> [Given instruction]: Search the material for the string "Practice", then return every line where it is found.

───

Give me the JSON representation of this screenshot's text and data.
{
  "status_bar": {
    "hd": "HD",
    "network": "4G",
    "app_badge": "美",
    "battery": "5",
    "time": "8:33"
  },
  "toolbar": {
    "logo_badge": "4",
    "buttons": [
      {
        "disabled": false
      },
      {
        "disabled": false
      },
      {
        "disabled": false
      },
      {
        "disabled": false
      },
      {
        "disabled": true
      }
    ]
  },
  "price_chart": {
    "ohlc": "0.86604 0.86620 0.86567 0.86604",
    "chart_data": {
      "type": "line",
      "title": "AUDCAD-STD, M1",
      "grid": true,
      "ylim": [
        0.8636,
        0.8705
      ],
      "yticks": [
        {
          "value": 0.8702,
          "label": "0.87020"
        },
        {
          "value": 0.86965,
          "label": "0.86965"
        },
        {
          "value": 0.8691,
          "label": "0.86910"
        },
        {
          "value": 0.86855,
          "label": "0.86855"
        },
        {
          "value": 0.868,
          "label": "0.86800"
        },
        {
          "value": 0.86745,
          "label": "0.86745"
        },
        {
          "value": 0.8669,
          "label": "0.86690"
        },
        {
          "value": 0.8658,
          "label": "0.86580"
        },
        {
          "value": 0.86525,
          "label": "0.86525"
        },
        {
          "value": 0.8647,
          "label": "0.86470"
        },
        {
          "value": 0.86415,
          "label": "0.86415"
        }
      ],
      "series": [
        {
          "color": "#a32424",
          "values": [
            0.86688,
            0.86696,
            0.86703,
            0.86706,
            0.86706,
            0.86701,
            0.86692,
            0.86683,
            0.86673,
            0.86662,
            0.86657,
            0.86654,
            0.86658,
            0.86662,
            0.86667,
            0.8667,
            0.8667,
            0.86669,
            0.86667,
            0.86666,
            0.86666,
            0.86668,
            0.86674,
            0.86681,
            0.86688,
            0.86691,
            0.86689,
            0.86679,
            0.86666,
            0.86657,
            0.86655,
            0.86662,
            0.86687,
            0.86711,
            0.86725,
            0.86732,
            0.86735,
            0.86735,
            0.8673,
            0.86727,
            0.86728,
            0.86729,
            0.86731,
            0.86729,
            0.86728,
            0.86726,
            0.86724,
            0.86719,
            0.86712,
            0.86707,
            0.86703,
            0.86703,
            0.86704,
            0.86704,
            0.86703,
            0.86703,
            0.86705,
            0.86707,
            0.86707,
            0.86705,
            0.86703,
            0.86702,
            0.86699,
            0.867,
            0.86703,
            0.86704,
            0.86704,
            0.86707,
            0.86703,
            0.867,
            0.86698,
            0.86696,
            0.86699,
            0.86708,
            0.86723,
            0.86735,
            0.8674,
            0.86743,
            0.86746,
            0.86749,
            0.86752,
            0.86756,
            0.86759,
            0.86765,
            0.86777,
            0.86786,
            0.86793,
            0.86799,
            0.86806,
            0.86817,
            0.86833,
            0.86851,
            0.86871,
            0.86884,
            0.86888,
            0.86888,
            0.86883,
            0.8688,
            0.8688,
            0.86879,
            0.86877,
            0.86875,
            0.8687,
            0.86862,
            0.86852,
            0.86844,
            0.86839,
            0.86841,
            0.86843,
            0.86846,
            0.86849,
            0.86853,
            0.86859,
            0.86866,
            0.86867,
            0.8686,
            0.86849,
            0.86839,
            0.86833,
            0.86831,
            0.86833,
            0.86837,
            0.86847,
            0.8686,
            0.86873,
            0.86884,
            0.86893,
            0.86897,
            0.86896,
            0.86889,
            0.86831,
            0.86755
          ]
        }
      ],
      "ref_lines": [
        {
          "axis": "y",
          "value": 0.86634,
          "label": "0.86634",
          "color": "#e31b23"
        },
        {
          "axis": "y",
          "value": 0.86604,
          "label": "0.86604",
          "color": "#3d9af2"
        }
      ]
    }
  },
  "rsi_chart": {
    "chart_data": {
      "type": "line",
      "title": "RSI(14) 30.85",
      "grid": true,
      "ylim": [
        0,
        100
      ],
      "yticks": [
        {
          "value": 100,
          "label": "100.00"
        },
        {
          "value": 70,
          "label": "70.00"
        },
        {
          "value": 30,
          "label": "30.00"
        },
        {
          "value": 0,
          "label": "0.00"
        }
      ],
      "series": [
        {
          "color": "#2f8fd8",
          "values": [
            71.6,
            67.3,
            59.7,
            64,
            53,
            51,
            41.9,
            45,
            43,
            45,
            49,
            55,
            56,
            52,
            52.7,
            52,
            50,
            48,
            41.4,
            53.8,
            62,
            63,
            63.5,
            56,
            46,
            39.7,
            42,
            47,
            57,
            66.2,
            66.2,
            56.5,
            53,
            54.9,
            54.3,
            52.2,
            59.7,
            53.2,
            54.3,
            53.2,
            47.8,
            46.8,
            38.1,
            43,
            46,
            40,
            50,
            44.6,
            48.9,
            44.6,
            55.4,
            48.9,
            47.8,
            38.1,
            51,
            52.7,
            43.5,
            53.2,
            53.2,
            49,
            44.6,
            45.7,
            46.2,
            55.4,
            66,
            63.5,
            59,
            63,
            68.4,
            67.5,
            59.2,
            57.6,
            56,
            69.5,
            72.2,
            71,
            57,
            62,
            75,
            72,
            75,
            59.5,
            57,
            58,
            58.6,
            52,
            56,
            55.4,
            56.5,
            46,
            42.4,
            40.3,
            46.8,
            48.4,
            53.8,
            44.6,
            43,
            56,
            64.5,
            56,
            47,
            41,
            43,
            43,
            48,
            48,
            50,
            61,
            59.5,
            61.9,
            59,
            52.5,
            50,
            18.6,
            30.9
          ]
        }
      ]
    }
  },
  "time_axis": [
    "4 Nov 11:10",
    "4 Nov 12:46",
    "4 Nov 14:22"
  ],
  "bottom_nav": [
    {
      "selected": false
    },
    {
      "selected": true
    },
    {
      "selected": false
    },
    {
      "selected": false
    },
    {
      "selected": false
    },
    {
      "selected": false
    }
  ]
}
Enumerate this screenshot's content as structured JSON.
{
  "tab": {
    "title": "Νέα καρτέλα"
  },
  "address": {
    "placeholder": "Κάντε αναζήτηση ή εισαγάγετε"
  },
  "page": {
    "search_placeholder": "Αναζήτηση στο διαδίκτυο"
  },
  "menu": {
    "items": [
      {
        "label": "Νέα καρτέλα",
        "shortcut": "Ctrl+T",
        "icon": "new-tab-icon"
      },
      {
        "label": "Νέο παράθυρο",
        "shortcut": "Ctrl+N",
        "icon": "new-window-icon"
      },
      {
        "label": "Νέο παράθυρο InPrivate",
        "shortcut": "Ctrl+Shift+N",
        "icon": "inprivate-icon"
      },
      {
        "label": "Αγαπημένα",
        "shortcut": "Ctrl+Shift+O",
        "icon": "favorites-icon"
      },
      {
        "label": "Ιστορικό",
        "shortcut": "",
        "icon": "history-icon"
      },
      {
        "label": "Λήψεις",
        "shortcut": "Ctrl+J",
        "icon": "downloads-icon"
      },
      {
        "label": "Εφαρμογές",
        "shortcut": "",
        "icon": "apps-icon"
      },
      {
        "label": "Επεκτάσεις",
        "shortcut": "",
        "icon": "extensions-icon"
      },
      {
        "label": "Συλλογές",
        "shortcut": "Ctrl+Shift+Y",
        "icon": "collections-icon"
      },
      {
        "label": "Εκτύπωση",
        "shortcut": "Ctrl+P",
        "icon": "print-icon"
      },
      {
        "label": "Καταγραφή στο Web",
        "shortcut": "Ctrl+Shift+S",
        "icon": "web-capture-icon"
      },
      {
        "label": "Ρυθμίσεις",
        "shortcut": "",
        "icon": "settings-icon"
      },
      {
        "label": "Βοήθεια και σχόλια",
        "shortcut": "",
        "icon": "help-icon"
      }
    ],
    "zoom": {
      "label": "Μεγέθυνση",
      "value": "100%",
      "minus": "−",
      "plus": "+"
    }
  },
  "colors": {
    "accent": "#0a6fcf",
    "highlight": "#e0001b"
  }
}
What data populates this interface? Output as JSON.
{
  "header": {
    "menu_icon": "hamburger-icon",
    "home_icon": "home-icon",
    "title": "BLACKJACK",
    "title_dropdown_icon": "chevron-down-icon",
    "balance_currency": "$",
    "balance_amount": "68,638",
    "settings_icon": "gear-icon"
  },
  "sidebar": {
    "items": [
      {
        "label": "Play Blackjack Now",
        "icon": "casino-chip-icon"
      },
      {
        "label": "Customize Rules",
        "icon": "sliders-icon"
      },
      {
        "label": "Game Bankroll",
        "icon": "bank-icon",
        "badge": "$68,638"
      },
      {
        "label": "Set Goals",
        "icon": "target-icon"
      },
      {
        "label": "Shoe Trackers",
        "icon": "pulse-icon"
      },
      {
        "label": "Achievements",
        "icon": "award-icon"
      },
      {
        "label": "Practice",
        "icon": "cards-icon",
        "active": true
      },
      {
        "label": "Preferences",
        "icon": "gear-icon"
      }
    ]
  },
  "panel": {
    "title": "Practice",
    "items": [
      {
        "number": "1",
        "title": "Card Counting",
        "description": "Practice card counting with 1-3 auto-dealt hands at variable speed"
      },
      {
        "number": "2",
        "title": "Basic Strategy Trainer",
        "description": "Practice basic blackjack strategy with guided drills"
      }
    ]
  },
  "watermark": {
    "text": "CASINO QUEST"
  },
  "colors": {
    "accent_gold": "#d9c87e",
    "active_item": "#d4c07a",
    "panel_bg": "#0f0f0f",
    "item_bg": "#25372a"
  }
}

───

> [Response for this exercise]:
        "label": "Practice",
    "title": "Practice",
        "description": "Practice card counting with 1-3 auto-dealt hands at variable speed"
        "description": "Practice basic blackjack strategy with guided drills"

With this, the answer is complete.